Dataset entries:

----------------------------------------

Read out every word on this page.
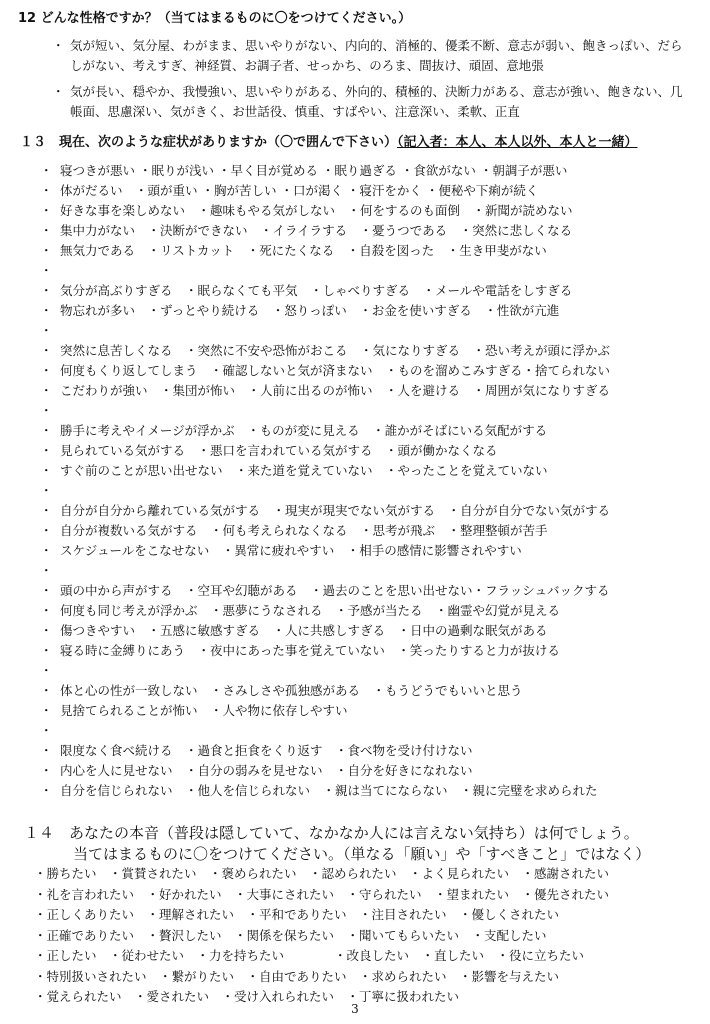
12 どんな性格ですか？（当てはまるものに〇をつけてください。）
・ 気が短い、気分屋、わがまま、思いやりがない、内向的、消極的、優柔不断、意志が弱い、飽きっぽい、だらしがない、考えすぎ、神経質、お調子者、せっかち、のろま、間抜け、頑固、意地張
・ 気が長い、穏やか、我慢強い、思いやりがある、外向的、積極的、決断力がある、意志が強い、飽きない、几帳面、思慮深い、気がきく、お世話役、慎重、すばやい、注意深い、柔軟、正直
１３　現在、次のような症状がありますか（〇で囲んで下さい）（記入者：本人、本人以外、本人と一緒）
・ 寝つきが悪い ・眠りが浅い ・早く目が覚める ・眠り過ぎる ・食欲がない ・朝調子が悪い
・ 体がだるい　・頭が重い ・胸が苦しい ・口が渇く ・寝汗をかく ・便秘や下痢が続く
・ 好きな事を楽しめない　・趣味もやる気がしない　・何をするのも面倒　・新聞が読めない
・ 集中力がない　・決断ができない　・イライラする　・憂うつである　・突然に悲しくなる
・ 無気力である　・リストカット　・死にたくなる　・自殺を図った　・生き甲斐がない
・
・ 気分が高ぶりすぎる　・眠らなくても平気　・しゃべりすぎる　・メールや電話をしすぎる
・ 物忘れが多い　・ずっとやり続ける　・怒りっぽい　・お金を使いすぎる　・性欲が亢進
・
・ 突然に息苦しくなる　・突然に不安や恐怖がおこる　・気になりすぎる　・恐い考えが頭に浮かぶ
・ 何度もくり返してしまう　・確認しないと気が済まない　・ものを溜めこみすぎる・捨てられない
・ こだわりが強い　・集団が怖い　・人前に出るのが怖い　・人を避ける　・周囲が気になりすぎる
・
・ 勝手に考えやイメージが浮かぶ　・ものが変に見える　・誰かがそばにいる気配がする
・ 見られている気がする　・悪口を言われている気がする　・頭が働かなくなる
・ すぐ前のことが思い出せない　・来た道を覚えていない　・やったことを覚えていない
・
・ 自分が自分から離れている気がする　・現実が現実でない気がする　・自分が自分でない気がする
・ 自分が複数いる気がする　・何も考えられなくなる　・思考が飛ぶ　・整理整頓が苦手
・ スケジュールをこなせない　・異常に疲れやすい　・相手の感情に影響されやすい
・
・ 頭の中から声がする　・空耳や幻聴がある　・過去のことを思い出せない・フラッシュバックする
・ 何度も同じ考えが浮かぶ　・悪夢にうなされる　・予感が当たる　・幽霊や幻覚が見える
・ 傷つきやすい　・五感に敏感すぎる　・人に共感しすぎる　・日中の過剰な眠気がある
・ 寝る時に金縛りにあう　・夜中にあった事を覚えていない　・笑ったりすると力が抜ける
・
・ 体と心の性が一致しない　・さみしさや孤独感がある　・もうどうでもいいと思う
・ 見捨てられることが怖い　・人や物に依存しやすい
・
・ 限度なく食べ続ける　・過食と拒食をくり返す　・食べ物を受け付けない
・ 内心を人に見せない　・自分の弱みを見せない　・自分を好きになれない
・ 自分を信じられない　・他人を信じられない　・親は当てにならない　・親に完璧を求められた
１４　あなたの本音（普段は隠していて、なかなか人には言えない気持ち）は何でしょう。
当てはまるものに〇をつけてください。（単なる「願い」や「すべきこと」ではなく）
・勝ちたい　・賞賛されたい　・褒められたい　・認められたい　・よく見られたい　・感謝されたい
・礼を言われたい　・好かれたい　・大事にされたい　・守られたい　・望まれたい　・優先されたい
・正しくありたい　・理解されたい　・平和でありたい　・注目されたい　・優しくされたい
・正確でありたい　・贅沢したい　・関係を保ちたい　・聞いてもらいたい　・支配したい
・正したい　・従わせたい　・力を持ちたい　　　　・改良したい　・直したい　・役に立ちたい
・特別扱いされたい　・繋がりたい　・自由でありたい　・求められたい　・影響を与えたい
・覚えられたい　・愛されたい　・受け入れられたい　・丁寧に扱われたい
3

----------------------------------------

* AIM OF THE EXERCISE *
Determine how many lines in the data above contain the string "当てはまるものに〇をつけてください". Give nothing except the number.

* REPLY *
2